Restate each line of the listing exactly, without carrying over any pictures.

* _GIVEN RECORDS_:
________________

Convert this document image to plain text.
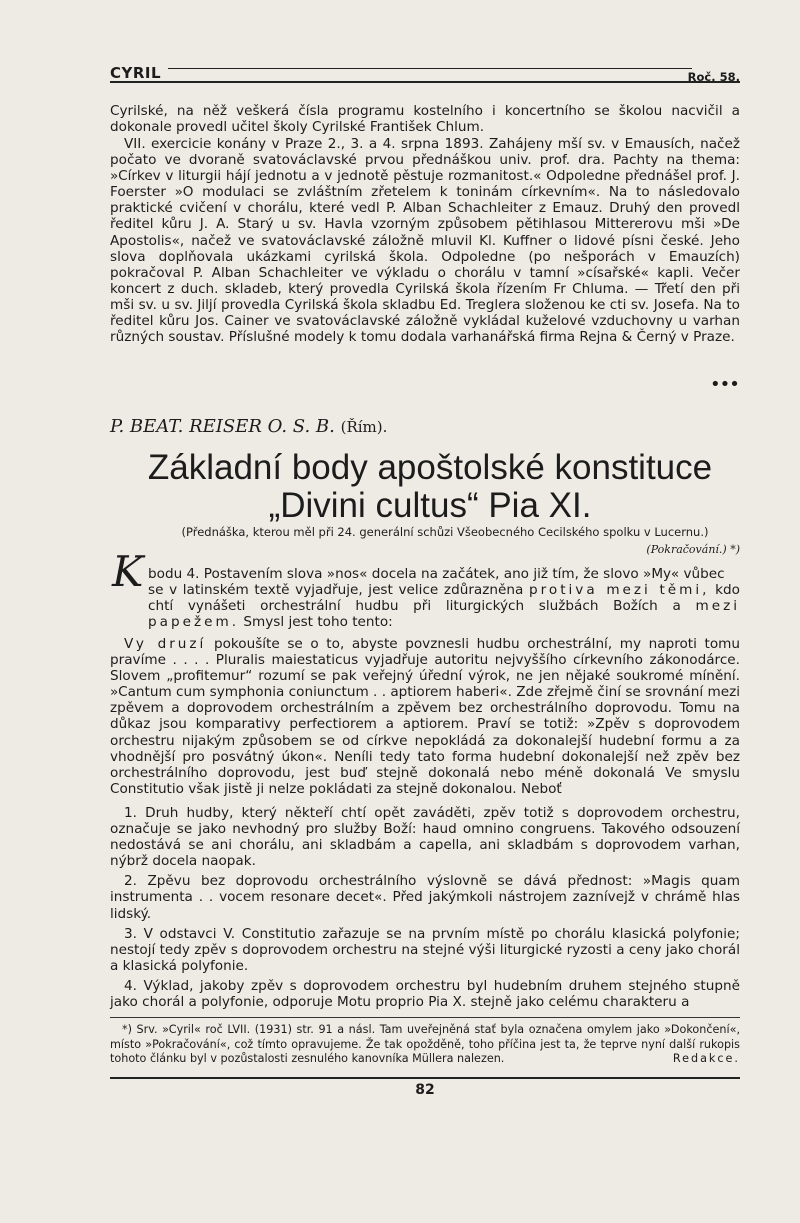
CYRIL	Roč. 58.

Cyrilské, na něž veškerá čísla programu kostelního i koncertního se školou nacvičil a dokonale provedl učitel školy Cyrilské František Chlum.

VII. exercicie konány v Praze 2., 3. a 4. srpna 1893. Zahájeny mší sv. v Emausích, načež počato ve dvoraně svatováclavské prvou přednáškou univ. prof. dra. Pachty na thema: »Církev v liturgii hájí jednotu a v jednotě pěstuje rozmanitost.« Odpoledne přednášel prof. J. Foerster »O modulaci se zvláštním zřetelem k toninám církevním«. Na to následovalo praktické cvičení v chorálu, které vedl P. Alban Schachleiter z Emauz. Druhý den provedl ředitel kůru J. A. Starý u sv. Havla vzorným způsobem pětihlasou Mittererovu mši »De Apostolis«, načež ve svatováclavské záložně mluvil Kl. Kuffner o lidové písni české. Jeho slova doplňovala ukázkami cyrilská škola. Odpoledne (po nešporách v Emauzích) pokračoval P. Alban Schachleiter ve výkladu o chorálu v tamní »císařské« kapli. Večer koncert z duch. skladeb, který provedla Cyrilská škola řízením Fr Chluma. — Třetí den při mši sv. u sv. Jiljí provedla Cyrilská škola skladbu Ed. Treglera složenou ke cti sv. Josefa. Na to ředitel kůru Jos. Cainer ve svatováclavské záložně vykládal kuželové vzduchovny u varhan různých soustav. Příslušné modely k tomu dodala varhanářská firma Rejna & Černý v Praze.

•••
P. BEAT. REISER O. S. B. (Řím).
Základní body apoštolské konstituce
„Divini cultus“ Pia XI.
(Přednáška, kterou měl při 24. generální schůzi Všeobecného Cecilského spolku v Lucernu.)
(Pokračování.) *)
K bodu 4. Postavením slova »nos« docela na začátek, ano již tím, že slovo »My« vůbec

se v latinském textě vyjadřuje, jest velice zdůrazněna protiva mezi těmi, kdo chtí vynášeti orchestrální hudbu při liturgických službách Božích a mezi papežem. Smysl jest toho tento:

Vy druzí pokoušíte se o to, abyste povznesli hudbu orchestrální, my naproti tomu pravíme . . . . Pluralis maiestaticus vyjadřuje autoritu nejvyššího církevního zákonodárce. Slovem „profitemur“ rozumí se pak veřejný úřední výrok, ne jen nějaké soukromé mínění. »Cantum cum symphonia coniunctum . . aptiorem haberi«. Zde zřejmě činí se srovnání mezi zpěvem a doprovodem orchestrálním a zpěvem bez orchestrálního doprovodu. Tomu na důkaz jsou komparativy perfectiorem a aptiorem. Praví se totiž: »Zpěv s doprovodem orchestru nijakým způsobem se od církve nepokládá za dokonalejší hudební formu a za vhodnější pro posvátný úkon«. Neníli tedy tato forma hudební dokonalejší než zpěv bez orchestrálního doprovodu, jest buď stejně dokonalá nebo méně dokonalá Ve smyslu Constitutio však jistě ji nelze pokládati za stejně dokonalou. Neboť

1. Druh hudby, který někteří chtí opět zaváděti, zpěv totiž s doprovodem orchestru, označuje se jako nevhodný pro služby Boží: haud omnino congruens. Takového odsouzení nedostává se ani chorálu, ani skladbám a capella, ani skladbám s doprovodem varhan, nýbrž docela naopak.

2. Zpěvu bez doprovodu orchestrálního výslovně se dává přednost: »Magis quam instrumenta . . vocem resonare decet«. Před jakýmkoli nástrojem zaznívejž v chrámě hlas lidský.

3. V odstavci V. Constitutio zařazuje se na prvním místě po chorálu klasická polyfonie; nestojí tedy zpěv s doprovodem orchestru na stejné výši liturgické ryzosti a ceny jako chorál a klasická polyfonie.

4. Výklad, jakoby zpěv s doprovodem orchestru byl hudebním druhem stejného stupně jako chorál a polyfonie, odporuje Motu proprio Pia X. stejně jako celému charakteru a

*) Srv. »Cyril« roč LVII. (1931) str. 91 a násl. Tam uveřejněná stať byla označena omylem jako »Dokončení«, místo »Pokračování«, což tímto opravujeme. Že tak opožděně, toho příčina jest ta, že teprve nyní další rukopis tohoto článku byl v pozůstalosti zesnulého kanovníka Müllera nalezen.	Redakce.

82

________________

* _ANSWER FOR THE TASK_:
Convert this document image to plain text.
CYRIL	Roč. 58.

Cyrilské, na něž veškerá čísla programu kostelního i koncertního se školou nacvičil a dokonale provedl učitel školy Cyrilské František Chlum.

VII. exercicie konány v Praze 2., 3. a 4. srpna 1893. Zahájeny mší sv. v Emausích, načež počato ve dvoraně svatováclavské prvou přednáškou univ. prof. dra. Pachty na thema: »Církev v liturgii hájí jednotu a v jednotě pěstuje rozmanitost.« Odpoledne přednášel prof. J. Foerster »O modulaci se zvláštním zřetelem k toninám církevním«. Na to následovalo praktické cvičení v chorálu, které vedl P. Alban Schachleiter z Emauz. Druhý den provedl ředitel kůru J. A. Starý u sv. Havla vzorným způsobem pětihlasou Mittererovu mši »De Apostolis«, načež ve svatováclavské záložně mluvil Kl. Kuffner o lidové písni české. Jeho slova doplňovala ukázkami cyrilská škola. Odpoledne (po nešporách v Emauzích) pokračoval P. Alban Schachleiter ve výkladu o chorálu v tamní »císařské« kapli. Večer koncert z duch. skladeb, který provedla Cyrilská škola řízením Fr Chluma. — Třetí den při mši sv. u sv. Jiljí provedla Cyrilská škola skladbu Ed. Treglera složenou ke cti sv. Josefa. Na to ředitel kůru Jos. Cainer ve svatováclavské záložně vykládal kuželové vzduchovny u varhan různých soustav. Příslušné modely k tomu dodala varhanářská firma Rejna & Černý v Praze.

•••
P. BEAT. REISER O. S. B. (Řím).
Základní body apoštolské konstituce
„Divini cultus“ Pia XI.
(Přednáška, kterou měl při 24. generální schůzi Všeobecného Cecilského spolku v Lucernu.)
(Pokračování.) *)
K bodu 4. Postavením slova »nos« docela na začátek, ano již tím, že slovo »My« vůbec

se v latinském textě vyjadřuje, jest velice zdůrazněna protiva mezi těmi, kdo chtí vynášeti orchestrální hudbu při liturgických službách Božích a mezi papežem. Smysl jest toho tento:

Vy druzí pokoušíte se o to, abyste povznesli hudbu orchestrální, my naproti tomu pravíme . . . . Pluralis maiestaticus vyjadřuje autoritu nejvyššího církevního zákonodárce. Slovem „profitemur“ rozumí se pak veřejný úřední výrok, ne jen nějaké soukromé mínění. »Cantum cum symphonia coniunctum . . aptiorem haberi«. Zde zřejmě činí se srovnání mezi zpěvem a doprovodem orchestrálním a zpěvem bez orchestrálního doprovodu. Tomu na důkaz jsou komparativy perfectiorem a aptiorem. Praví se totiž: »Zpěv s doprovodem orchestru nijakým způsobem se od církve nepokládá za dokonalejší hudební formu a za vhodnější pro posvátný úkon«. Neníli tedy tato forma hudební dokonalejší než zpěv bez orchestrálního doprovodu, jest buď stejně dokonalá nebo méně dokonalá Ve smyslu Constitutio však jistě ji nelze pokládati za stejně dokonalou. Neboť

1. Druh hudby, který někteří chtí opět zaváděti, zpěv totiž s doprovodem orchestru, označuje se jako nevhodný pro služby Boží: haud omnino congruens. Takového odsouzení nedostává se ani chorálu, ani skladbám a capella, ani skladbám s doprovodem varhan, nýbrž docela naopak.

2. Zpěvu bez doprovodu orchestrálního výslovně se dává přednost: »Magis quam instrumenta . . vocem resonare decet«. Před jakýmkoli nástrojem zaznívejž v chrámě hlas lidský.

3. V odstavci V. Constitutio zařazuje se na prvním místě po chorálu klasická polyfonie; nestojí tedy zpěv s doprovodem orchestru na stejné výši liturgické ryzosti a ceny jako chorál a klasická polyfonie.

4. Výklad, jakoby zpěv s doprovodem orchestru byl hudebním druhem stejného stupně jako chorál a polyfonie, odporuje Motu proprio Pia X. stejně jako celému charakteru a

*) Srv. »Cyril« roč LVII. (1931) str. 91 a násl. Tam uveřejněná stať byla označena omylem jako »Dokončení«, místo »Pokračování«, což tímto opravujeme. Že tak opožděně, toho příčina jest ta, že teprve nyní další rukopis tohoto článku byl v pozůstalosti zesnulého kanovníka Müllera nalezen.	Redakce.

82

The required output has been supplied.